### [WHAT YOU NEED TO DO]
Write the data out again, exactly as given.

Stored records:
▬▬▬

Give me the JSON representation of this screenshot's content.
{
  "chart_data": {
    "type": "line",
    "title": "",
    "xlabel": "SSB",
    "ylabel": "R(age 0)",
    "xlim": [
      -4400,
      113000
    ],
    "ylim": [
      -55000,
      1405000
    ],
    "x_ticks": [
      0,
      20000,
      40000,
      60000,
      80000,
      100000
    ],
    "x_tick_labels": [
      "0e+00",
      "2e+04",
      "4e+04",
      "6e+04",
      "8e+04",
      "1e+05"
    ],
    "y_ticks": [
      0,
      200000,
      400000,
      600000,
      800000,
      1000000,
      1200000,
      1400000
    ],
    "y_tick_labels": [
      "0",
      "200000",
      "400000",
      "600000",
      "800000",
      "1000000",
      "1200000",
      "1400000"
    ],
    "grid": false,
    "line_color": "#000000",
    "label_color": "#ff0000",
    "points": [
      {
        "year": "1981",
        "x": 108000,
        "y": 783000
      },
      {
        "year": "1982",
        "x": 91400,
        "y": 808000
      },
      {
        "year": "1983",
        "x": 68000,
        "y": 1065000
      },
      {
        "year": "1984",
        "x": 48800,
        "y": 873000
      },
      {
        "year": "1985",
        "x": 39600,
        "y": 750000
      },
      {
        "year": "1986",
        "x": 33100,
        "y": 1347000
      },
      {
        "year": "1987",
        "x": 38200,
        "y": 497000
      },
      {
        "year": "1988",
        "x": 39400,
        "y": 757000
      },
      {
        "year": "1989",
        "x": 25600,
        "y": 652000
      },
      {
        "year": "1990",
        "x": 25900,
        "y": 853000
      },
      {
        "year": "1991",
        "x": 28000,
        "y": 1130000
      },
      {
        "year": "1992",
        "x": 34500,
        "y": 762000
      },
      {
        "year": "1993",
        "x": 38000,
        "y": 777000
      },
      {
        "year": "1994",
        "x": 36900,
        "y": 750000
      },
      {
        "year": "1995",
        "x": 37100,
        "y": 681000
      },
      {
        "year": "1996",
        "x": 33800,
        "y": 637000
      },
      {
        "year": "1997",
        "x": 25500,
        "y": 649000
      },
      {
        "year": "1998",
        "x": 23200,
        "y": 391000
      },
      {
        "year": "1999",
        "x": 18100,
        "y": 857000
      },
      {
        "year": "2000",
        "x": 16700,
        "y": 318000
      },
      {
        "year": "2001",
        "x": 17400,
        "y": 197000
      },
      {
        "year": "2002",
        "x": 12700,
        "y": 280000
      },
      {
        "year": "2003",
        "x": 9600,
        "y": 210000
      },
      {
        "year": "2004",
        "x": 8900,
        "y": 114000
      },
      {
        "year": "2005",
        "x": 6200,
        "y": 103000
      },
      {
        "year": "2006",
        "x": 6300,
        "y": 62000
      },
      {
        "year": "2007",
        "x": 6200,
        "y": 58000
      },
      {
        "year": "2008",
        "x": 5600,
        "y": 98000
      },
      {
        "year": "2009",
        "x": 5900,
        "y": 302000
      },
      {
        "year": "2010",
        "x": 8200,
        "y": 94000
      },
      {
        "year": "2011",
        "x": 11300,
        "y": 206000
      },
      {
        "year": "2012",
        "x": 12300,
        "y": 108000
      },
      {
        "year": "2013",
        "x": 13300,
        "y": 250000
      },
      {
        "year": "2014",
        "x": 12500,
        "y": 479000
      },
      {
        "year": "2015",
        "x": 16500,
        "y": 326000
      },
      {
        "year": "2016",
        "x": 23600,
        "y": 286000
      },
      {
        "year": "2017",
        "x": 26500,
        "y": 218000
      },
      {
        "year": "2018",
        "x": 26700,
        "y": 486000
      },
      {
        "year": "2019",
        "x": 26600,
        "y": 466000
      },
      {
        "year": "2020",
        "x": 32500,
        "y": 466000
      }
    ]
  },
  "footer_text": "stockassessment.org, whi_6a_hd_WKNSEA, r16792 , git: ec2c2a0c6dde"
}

▬▬▬

### [EXERCISE RESULT]
Give me the JSON representation of this screenshot's content.
{
  "chart_data": {
    "type": "line",
    "title": "",
    "xlabel": "SSB",
    "ylabel": "R(age 0)",
    "xlim": [
      -4400,
      113000
    ],
    "ylim": [
      -55000,
      1405000
    ],
    "x_ticks": [
      0,
      20000,
      40000,
      60000,
      80000,
      100000
    ],
    "x_tick_labels": [
      "0e+00",
      "2e+04",
      "4e+04",
      "6e+04",
      "8e+04",
      "1e+05"
    ],
    "y_ticks": [
      0,
      200000,
      400000,
      600000,
      800000,
      1000000,
      1200000,
      1400000
    ],
    "y_tick_labels": [
      "0",
      "200000",
      "400000",
      "600000",
      "800000",
      "1000000",
      "1200000",
      "1400000"
    ],
    "grid": false,
    "line_color": "#000000",
    "label_color": "#ff0000",
    "points": [
      {
        "year": "1981",
        "x": 108000,
        "y": 783000
      },
      {
        "year": "1982",
        "x": 91400,
        "y": 808000
      },
      {
        "year": "1983",
        "x": 68000,
        "y": 1065000
      },
      {
        "year": "1984",
        "x": 48800,
        "y": 873000
      },
      {
        "year": "1985",
        "x": 39600,
        "y": 750000
      },
      {
        "year": "1986",
        "x": 33100,
        "y": 1347000
      },
      {
        "year": "1987",
        "x": 38200,
        "y": 497000
      },
      {
        "year": "1988",
        "x": 39400,
        "y": 757000
      },
      {
        "year": "1989",
        "x": 25600,
        "y": 652000
      },
      {
        "year": "1990",
        "x": 25900,
        "y": 853000
      },
      {
        "year": "1991",
        "x": 28000,
        "y": 1130000
      },
      {
        "year": "1992",
        "x": 34500,
        "y": 762000
      },
      {
        "year": "1993",
        "x": 38000,
        "y": 777000
      },
      {
        "year": "1994",
        "x": 36900,
        "y": 750000
      },
      {
        "year": "1995",
        "x": 37100,
        "y": 681000
      },
      {
        "year": "1996",
        "x": 33800,
        "y": 637000
      },
      {
        "year": "1997",
        "x": 25500,
        "y": 649000
      },
      {
        "year": "1998",
        "x": 23200,
        "y": 391000
      },
      {
        "year": "1999",
        "x": 18100,
        "y": 857000
      },
      {
        "year": "2000",
        "x": 16700,
        "y": 318000
      },
      {
        "year": "2001",
        "x": 17400,
        "y": 197000
      },
      {
        "year": "2002",
        "x": 12700,
        "y": 280000
      },
      {
        "year": "2003",
        "x": 9600,
        "y": 210000
      },
      {
        "year": "2004",
        "x": 8900,
        "y": 114000
      },
      {
        "year": "2005",
        "x": 6200,
        "y": 103000
      },
      {
        "year": "2006",
        "x": 6300,
        "y": 62000
      },
      {
        "year": "2007",
        "x": 6200,
        "y": 58000
      },
      {
        "year": "2008",
        "x": 5600,
        "y": 98000
      },
      {
        "year": "2009",
        "x": 5900,
        "y": 302000
      },
      {
        "year": "2010",
        "x": 8200,
        "y": 94000
      },
      {
        "year": "2011",
        "x": 11300,
        "y": 206000
      },
      {
        "year": "2012",
        "x": 12300,
        "y": 108000
      },
      {
        "year": "2013",
        "x": 13300,
        "y": 250000
      },
      {
        "year": "2014",
        "x": 12500,
        "y": 479000
      },
      {
        "year": "2015",
        "x": 16500,
        "y": 326000
      },
      {
        "year": "2016",
        "x": 23600,
        "y": 286000
      },
      {
        "year": "2017",
        "x": 26500,
        "y": 218000
      },
      {
        "year": "2018",
        "x": 26700,
        "y": 486000
      },
      {
        "year": "2019",
        "x": 26600,
        "y": 466000
      },
      {
        "year": "2020",
        "x": 32500,
        "y": 466000
      }
    ]
  },
  "footer_text": "stockassessment.org, whi_6a_hd_WKNSEA, r16792 , git: ec2c2a0c6dde"
}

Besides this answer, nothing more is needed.